BEGIN Records provided

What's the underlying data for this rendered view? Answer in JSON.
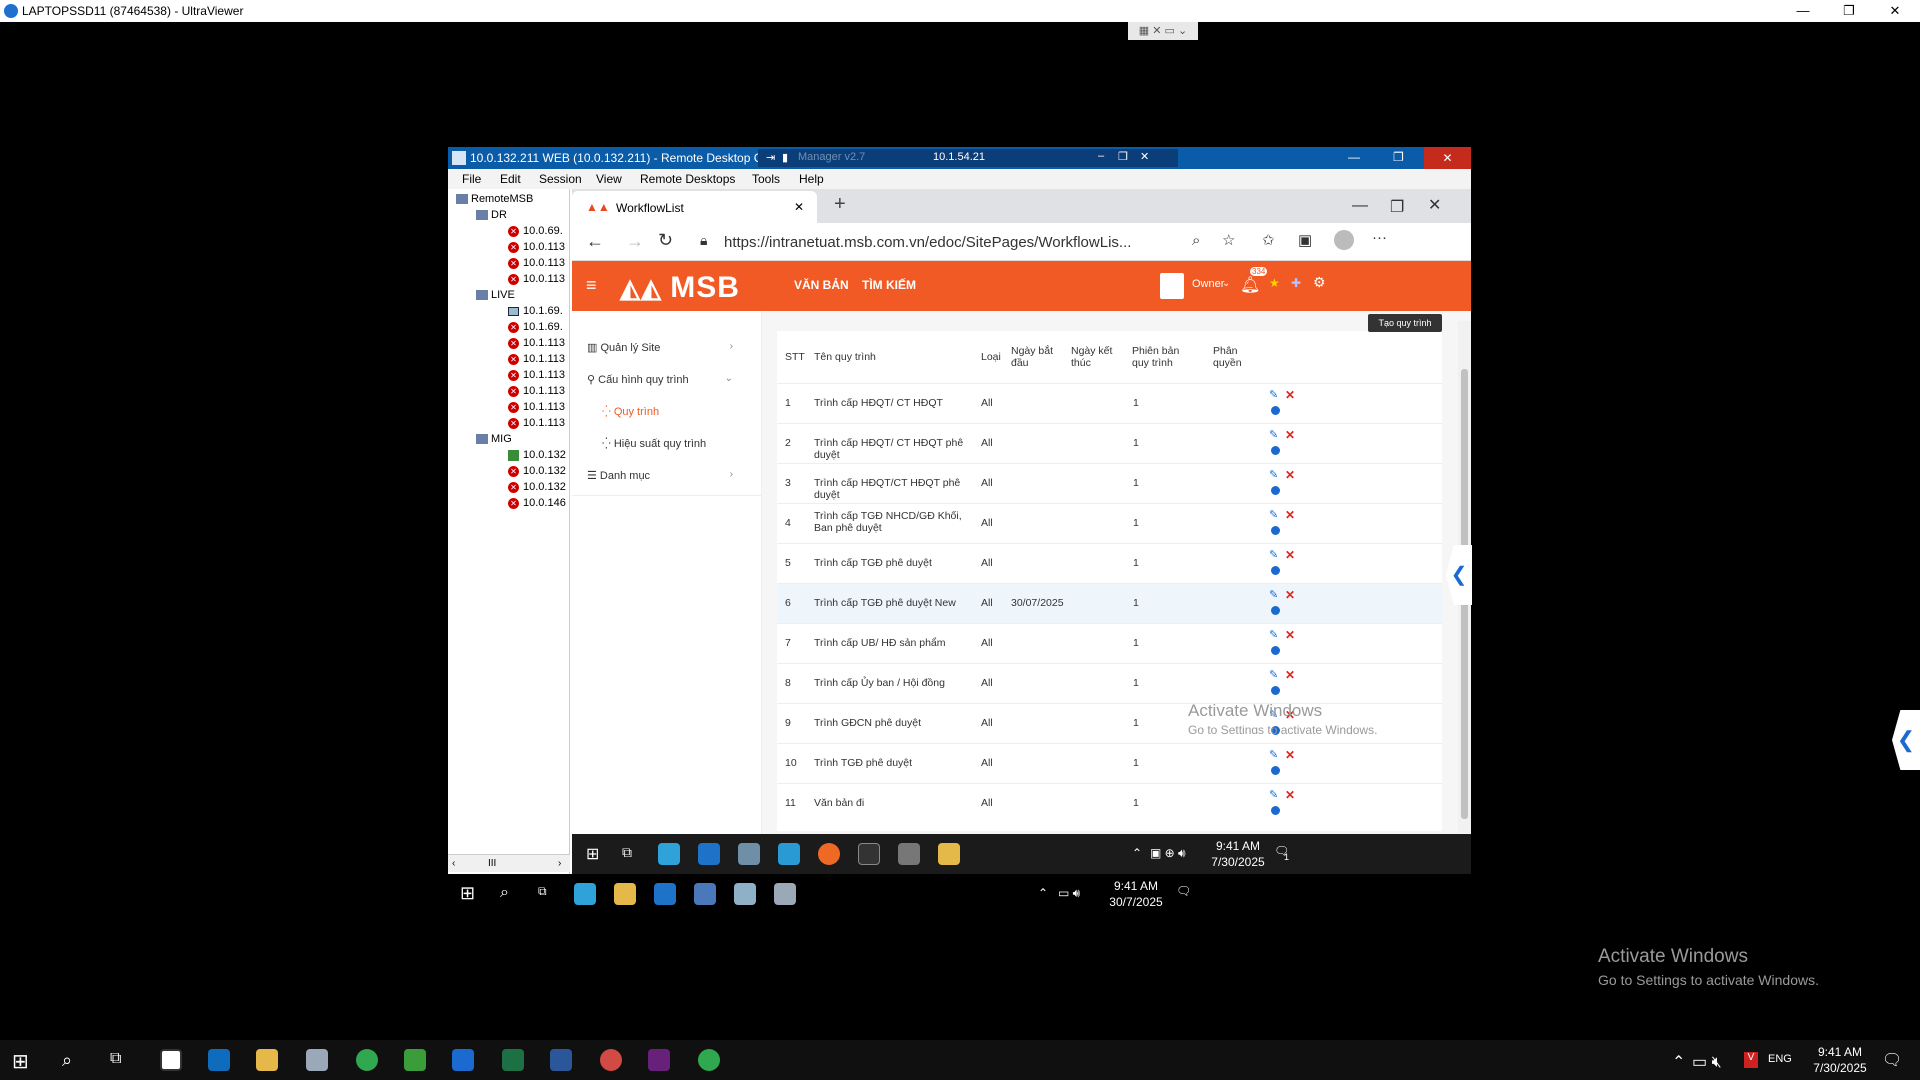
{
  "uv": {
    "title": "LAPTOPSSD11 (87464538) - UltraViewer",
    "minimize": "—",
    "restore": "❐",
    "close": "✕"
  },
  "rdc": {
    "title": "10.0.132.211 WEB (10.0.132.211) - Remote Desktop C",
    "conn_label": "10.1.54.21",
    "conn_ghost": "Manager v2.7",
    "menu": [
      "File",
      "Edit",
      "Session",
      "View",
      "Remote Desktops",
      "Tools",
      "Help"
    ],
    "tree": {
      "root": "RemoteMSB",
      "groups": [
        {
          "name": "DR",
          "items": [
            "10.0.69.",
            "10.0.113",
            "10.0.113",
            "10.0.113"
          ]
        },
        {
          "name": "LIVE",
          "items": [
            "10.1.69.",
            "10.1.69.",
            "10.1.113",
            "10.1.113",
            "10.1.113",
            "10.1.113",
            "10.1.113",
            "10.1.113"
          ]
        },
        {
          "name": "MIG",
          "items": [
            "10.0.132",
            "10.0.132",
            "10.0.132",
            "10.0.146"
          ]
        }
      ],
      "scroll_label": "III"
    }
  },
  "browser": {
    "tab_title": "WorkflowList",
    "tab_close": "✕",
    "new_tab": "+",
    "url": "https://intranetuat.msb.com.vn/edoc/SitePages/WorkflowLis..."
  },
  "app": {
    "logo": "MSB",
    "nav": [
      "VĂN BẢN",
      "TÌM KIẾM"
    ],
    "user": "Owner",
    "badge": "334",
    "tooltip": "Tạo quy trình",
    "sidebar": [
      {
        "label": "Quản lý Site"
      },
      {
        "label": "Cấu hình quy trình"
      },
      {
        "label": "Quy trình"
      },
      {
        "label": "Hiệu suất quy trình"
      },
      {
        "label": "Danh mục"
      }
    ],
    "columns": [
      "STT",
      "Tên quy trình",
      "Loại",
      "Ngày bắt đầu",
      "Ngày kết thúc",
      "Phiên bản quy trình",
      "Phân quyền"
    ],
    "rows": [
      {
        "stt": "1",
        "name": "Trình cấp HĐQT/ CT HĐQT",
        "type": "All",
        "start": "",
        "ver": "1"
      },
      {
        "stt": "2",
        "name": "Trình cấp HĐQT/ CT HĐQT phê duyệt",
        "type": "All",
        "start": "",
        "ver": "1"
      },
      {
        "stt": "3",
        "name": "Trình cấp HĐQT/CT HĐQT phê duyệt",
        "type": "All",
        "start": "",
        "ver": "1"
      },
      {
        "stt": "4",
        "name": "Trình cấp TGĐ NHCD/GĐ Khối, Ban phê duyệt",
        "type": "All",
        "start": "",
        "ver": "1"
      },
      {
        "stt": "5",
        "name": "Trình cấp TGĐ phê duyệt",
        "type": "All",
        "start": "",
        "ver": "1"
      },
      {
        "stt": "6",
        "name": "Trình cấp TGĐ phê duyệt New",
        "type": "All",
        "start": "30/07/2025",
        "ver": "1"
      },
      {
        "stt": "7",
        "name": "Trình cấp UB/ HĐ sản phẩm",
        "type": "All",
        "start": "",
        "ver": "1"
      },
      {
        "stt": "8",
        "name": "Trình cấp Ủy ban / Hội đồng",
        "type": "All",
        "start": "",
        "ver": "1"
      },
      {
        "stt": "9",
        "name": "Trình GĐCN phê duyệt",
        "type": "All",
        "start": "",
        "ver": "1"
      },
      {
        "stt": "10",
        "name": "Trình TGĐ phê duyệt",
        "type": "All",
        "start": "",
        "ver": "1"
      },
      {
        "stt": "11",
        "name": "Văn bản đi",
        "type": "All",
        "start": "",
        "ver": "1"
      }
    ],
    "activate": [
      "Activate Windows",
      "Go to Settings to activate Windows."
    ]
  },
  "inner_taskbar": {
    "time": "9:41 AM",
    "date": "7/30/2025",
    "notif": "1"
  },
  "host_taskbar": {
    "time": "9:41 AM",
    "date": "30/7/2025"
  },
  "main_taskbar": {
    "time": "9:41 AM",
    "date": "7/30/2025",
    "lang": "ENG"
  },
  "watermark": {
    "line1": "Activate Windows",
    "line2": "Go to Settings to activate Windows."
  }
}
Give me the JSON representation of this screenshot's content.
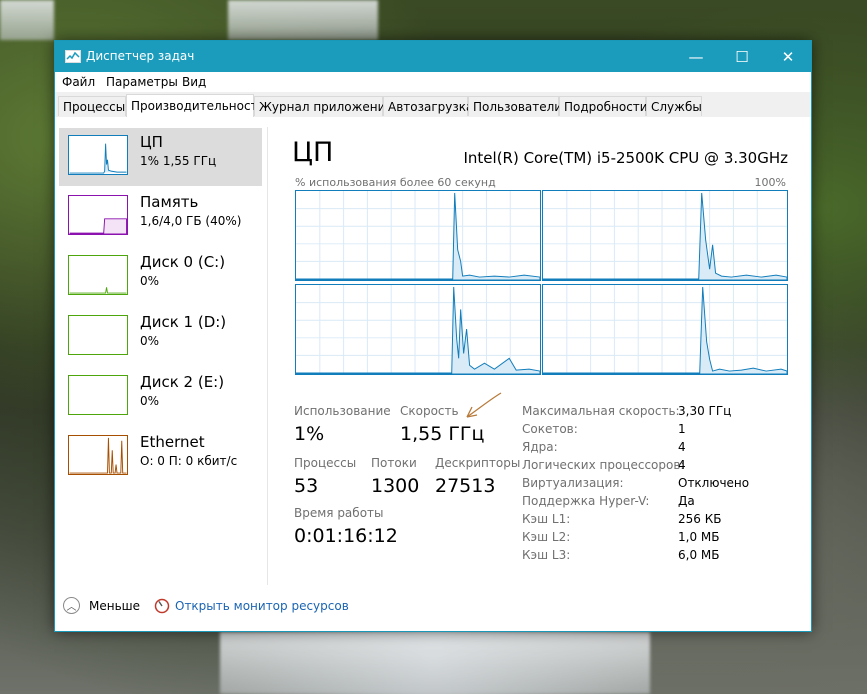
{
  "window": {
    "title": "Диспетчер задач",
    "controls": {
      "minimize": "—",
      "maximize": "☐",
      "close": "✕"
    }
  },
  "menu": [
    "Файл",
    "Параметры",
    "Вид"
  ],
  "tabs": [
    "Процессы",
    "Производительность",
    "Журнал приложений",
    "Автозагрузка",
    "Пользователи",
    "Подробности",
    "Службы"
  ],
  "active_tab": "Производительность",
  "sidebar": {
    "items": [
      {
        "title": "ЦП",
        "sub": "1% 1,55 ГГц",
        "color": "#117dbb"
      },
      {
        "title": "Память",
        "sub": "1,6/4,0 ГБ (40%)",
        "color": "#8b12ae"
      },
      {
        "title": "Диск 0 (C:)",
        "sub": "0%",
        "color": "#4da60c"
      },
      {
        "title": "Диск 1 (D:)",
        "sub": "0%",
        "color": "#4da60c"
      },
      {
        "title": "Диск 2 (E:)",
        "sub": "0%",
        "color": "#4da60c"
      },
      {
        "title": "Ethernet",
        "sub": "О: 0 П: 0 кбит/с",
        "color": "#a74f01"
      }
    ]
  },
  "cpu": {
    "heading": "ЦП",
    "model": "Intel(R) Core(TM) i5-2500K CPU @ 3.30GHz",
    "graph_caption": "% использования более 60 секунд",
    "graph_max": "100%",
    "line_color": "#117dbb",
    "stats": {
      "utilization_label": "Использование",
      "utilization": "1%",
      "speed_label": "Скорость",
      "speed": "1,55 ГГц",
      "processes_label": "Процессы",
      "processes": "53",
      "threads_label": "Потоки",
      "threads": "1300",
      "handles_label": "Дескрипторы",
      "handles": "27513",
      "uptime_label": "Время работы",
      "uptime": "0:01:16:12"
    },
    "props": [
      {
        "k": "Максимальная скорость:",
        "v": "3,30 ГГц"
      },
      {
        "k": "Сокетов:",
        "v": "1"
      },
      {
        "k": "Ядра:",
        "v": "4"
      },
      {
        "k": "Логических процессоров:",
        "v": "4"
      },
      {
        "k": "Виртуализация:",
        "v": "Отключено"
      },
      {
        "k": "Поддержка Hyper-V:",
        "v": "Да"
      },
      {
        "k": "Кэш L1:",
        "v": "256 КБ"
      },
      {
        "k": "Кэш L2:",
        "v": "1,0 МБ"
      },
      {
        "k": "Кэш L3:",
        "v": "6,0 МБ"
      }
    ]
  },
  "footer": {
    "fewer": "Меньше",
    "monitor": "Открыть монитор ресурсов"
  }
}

END Records provided

* [Given problem]: Quote every line word for word and keep the images out of the copy.

* [Correct response]:
What's the underlying data for this rendered view? Answer in JSON.
{
  "uv": {
    "title": "LAPTOPSSD11 (87464538) - UltraViewer",
    "minimize": "—",
    "restore": "❐",
    "close": "✕"
  },
  "rdc": {
    "title": "10.0.132.211 WEB (10.0.132.211) - Remote Desktop C",
    "conn_label": "10.1.54.21",
    "conn_ghost": "Manager v2.7",
    "menu": [
      "File",
      "Edit",
      "Session",
      "View",
      "Remote Desktops",
      "Tools",
      "Help"
    ],
    "tree": {
      "root": "RemoteMSB",
      "groups": [
        {
          "name": "DR",
          "items": [
            "10.0.69.",
            "10.0.113",
            "10.0.113",
            "10.0.113"
          ]
        },
        {
          "name": "LIVE",
          "items": [
            "10.1.69.",
            "10.1.69.",
            "10.1.113",
            "10.1.113",
            "10.1.113",
            "10.1.113",
            "10.1.113",
            "10.1.113"
          ]
        },
        {
          "name": "MIG",
          "items": [
            "10.0.132",
            "10.0.132",
            "10.0.132",
            "10.0.146"
          ]
        }
      ],
      "scroll_label": "III"
    }
  },
  "browser": {
    "tab_title": "WorkflowList",
    "tab_close": "✕",
    "new_tab": "+",
    "url": "https://intranetuat.msb.com.vn/edoc/SitePages/WorkflowLis..."
  },
  "app": {
    "logo": "MSB",
    "nav": [
      "VĂN BẢN",
      "TÌM KIẾM"
    ],
    "user": "Owner",
    "badge": "334",
    "tooltip": "Tạo quy trình",
    "sidebar": [
      {
        "label": "Quản lý Site"
      },
      {
        "label": "Cấu hình quy trình"
      },
      {
        "label": "Quy trình"
      },
      {
        "label": "Hiệu suất quy trình"
      },
      {
        "label": "Danh mục"
      }
    ],
    "columns": [
      "STT",
      "Tên quy trình",
      "Loại",
      "Ngày bắt đầu",
      "Ngày kết thúc",
      "Phiên bản quy trình",
      "Phân quyền"
    ],
    "rows": [
      {
        "stt": "1",
        "name": "Trình cấp HĐQT/ CT HĐQT",
        "type": "All",
        "start": "",
        "ver": "1"
      },
      {
        "stt": "2",
        "name": "Trình cấp HĐQT/ CT HĐQT phê duyệt",
        "type": "All",
        "start": "",
        "ver": "1"
      },
      {
        "stt": "3",
        "name": "Trình cấp HĐQT/CT HĐQT phê duyệt",
        "type": "All",
        "start": "",
        "ver": "1"
      },
      {
        "stt": "4",
        "name": "Trình cấp TGĐ NHCD/GĐ Khối, Ban phê duyệt",
        "type": "All",
        "start": "",
        "ver": "1"
      },
      {
        "stt": "5",
        "name": "Trình cấp TGĐ phê duyệt",
        "type": "All",
        "start": "",
        "ver": "1"
      },
      {
        "stt": "6",
        "name": "Trình cấp TGĐ phê duyệt New",
        "type": "All",
        "start": "30/07/2025",
        "ver": "1"
      },
      {
        "stt": "7",
        "name": "Trình cấp UB/ HĐ sản phẩm",
        "type": "All",
        "start": "",
        "ver": "1"
      },
      {
        "stt": "8",
        "name": "Trình cấp Ủy ban / Hội đồng",
        "type": "All",
        "start": "",
        "ver": "1"
      },
      {
        "stt": "9",
        "name": "Trình GĐCN phê duyệt",
        "type": "All",
        "start": "",
        "ver": "1"
      },
      {
        "stt": "10",
        "name": "Trình TGĐ phê duyệt",
        "type": "All",
        "start": "",
        "ver": "1"
      },
      {
        "stt": "11",
        "name": "Văn bản đi",
        "type": "All",
        "start": "",
        "ver": "1"
      }
    ],
    "activate": [
      "Activate Windows",
      "Go to Settings to activate Windows."
    ]
  },
  "inner_taskbar": {
    "time": "9:41 AM",
    "date": "7/30/2025",
    "notif": "1"
  },
  "host_taskbar": {
    "time": "9:41 AM",
    "date": "30/7/2025"
  },
  "main_taskbar": {
    "time": "9:41 AM",
    "date": "7/30/2025",
    "lang": "ENG"
  },
  "watermark": {
    "line1": "Activate Windows",
    "line2": "Go to Settings to activate Windows."
  }
}
Give me the JSON representation of this screenshot's content.
{
  "window": {
    "title": "Диспетчер задач",
    "controls": {
      "minimize": "—",
      "maximize": "☐",
      "close": "✕"
    }
  },
  "menu": [
    "Файл",
    "Параметры",
    "Вид"
  ],
  "tabs": [
    "Процессы",
    "Производительность",
    "Журнал приложений",
    "Автозагрузка",
    "Пользователи",
    "Подробности",
    "Службы"
  ],
  "active_tab": "Производительность",
  "sidebar": {
    "items": [
      {
        "title": "ЦП",
        "sub": "1% 1,55 ГГц",
        "color": "#117dbb"
      },
      {
        "title": "Память",
        "sub": "1,6/4,0 ГБ (40%)",
        "color": "#8b12ae"
      },
      {
        "title": "Диск 0 (C:)",
        "sub": "0%",
        "color": "#4da60c"
      },
      {
        "title": "Диск 1 (D:)",
        "sub": "0%",
        "color": "#4da60c"
      },
      {
        "title": "Диск 2 (E:)",
        "sub": "0%",
        "color": "#4da60c"
      },
      {
        "title": "Ethernet",
        "sub": "О: 0 П: 0 кбит/с",
        "color": "#a74f01"
      }
    ]
  },
  "cpu": {
    "heading": "ЦП",
    "model": "Intel(R) Core(TM) i5-2500K CPU @ 3.30GHz",
    "graph_caption": "% использования более 60 секунд",
    "graph_max": "100%",
    "line_color": "#117dbb",
    "stats": {
      "utilization_label": "Использование",
      "utilization": "1%",
      "speed_label": "Скорость",
      "speed": "1,55 ГГц",
      "processes_label": "Процессы",
      "processes": "53",
      "threads_label": "Потоки",
      "threads": "1300",
      "handles_label": "Дескрипторы",
      "handles": "27513",
      "uptime_label": "Время работы",
      "uptime": "0:01:16:12"
    },
    "props": [
      {
        "k": "Максимальная скорость:",
        "v": "3,30 ГГц"
      },
      {
        "k": "Сокетов:",
        "v": "1"
      },
      {
        "k": "Ядра:",
        "v": "4"
      },
      {
        "k": "Логических процессоров:",
        "v": "4"
      },
      {
        "k": "Виртуализация:",
        "v": "Отключено"
      },
      {
        "k": "Поддержка Hyper-V:",
        "v": "Да"
      },
      {
        "k": "Кэш L1:",
        "v": "256 КБ"
      },
      {
        "k": "Кэш L2:",
        "v": "1,0 МБ"
      },
      {
        "k": "Кэш L3:",
        "v": "6,0 МБ"
      }
    ]
  },
  "footer": {
    "fewer": "Меньше",
    "monitor": "Открыть монитор ресурсов"
  }
}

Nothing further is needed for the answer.